• What the task asks:
Collect all lines below with the string "objets".

• Saved entries:

++++++

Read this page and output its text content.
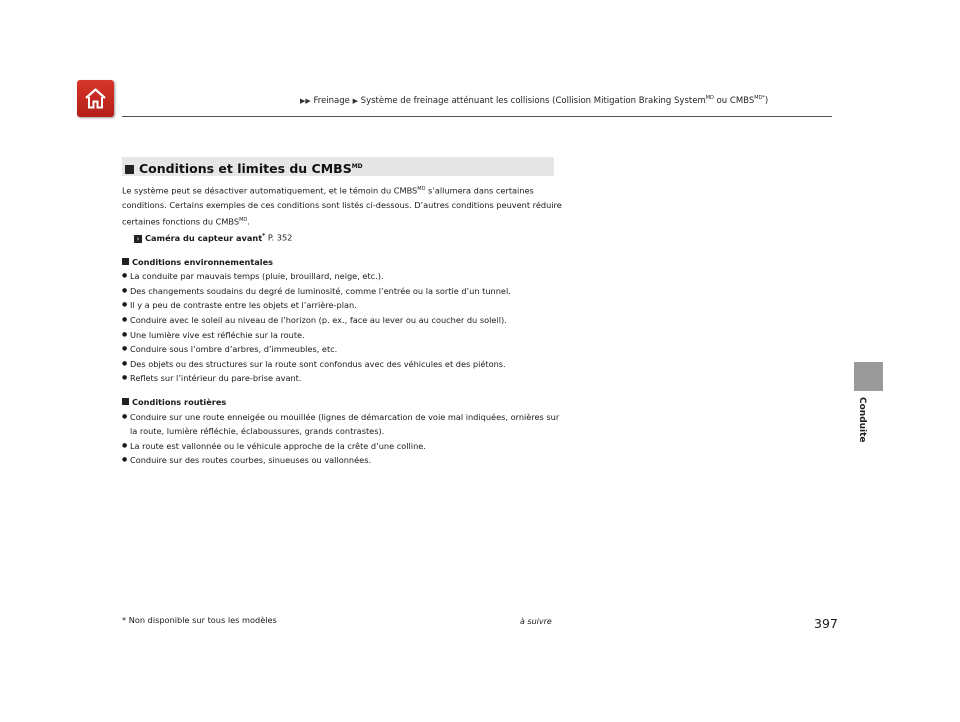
▶▶ Freinage ▶ Système de freinage atténuant les collisions (Collision Mitigation Braking System$^{MD}$ ou $CMBS^{MD*}$)
Conduite
Conditions et limites du $CMBS^{MD}$

Le système peut se désactiver automatiquement, et le témoin du $CMBS^{MD}$ s’allumera dans certaines conditions. Certains exemples de ces conditions sont listés ci-dessous. D’autres conditions peuvent réduire certaines fonctions du $CMBS^{MD}$.

› Caméra du capteur avant* P. 352
Conditions environnementales
● La conduite par mauvais temps (pluie, brouillard, neige, etc.).
● Des changements soudains du degré de luminosité, comme l’entrée ou la sortie d’un tunnel.
● Il y a peu de contraste entre les objets et l’arrière-plan.
● Conduire avec le soleil au niveau de l’horizon (p. ex., face au lever ou au coucher du soleil).
● Une lumière vive est réfléchie sur la route.
● Conduire sous l’ombre d’arbres, d’immeubles, etc.
● Des objets ou des structures sur la route sont confondus avec des véhicules et des piétons.
● Reflets sur l’intérieur du pare-brise avant.
Conditions routières
● Conduire sur une route enneigée ou mouillée (lignes de démarcation de voie mal indiquées, ornières sur la route, lumière réfléchie, éclaboussures, grands contrastes).
● La route est vallonnée ou le véhicule approche de la crête d’une colline.
● Conduire sur des routes courbes, sinueuses ou vallonnées.
* Non disponible sur tous les modèles	à suivre	397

++++++

• Final result:
● Il y a peu de contraste entre les objets et l’arrière-plan.
● Des objets ou des structures sur la route sont confondus avec des véhicules et des piétons.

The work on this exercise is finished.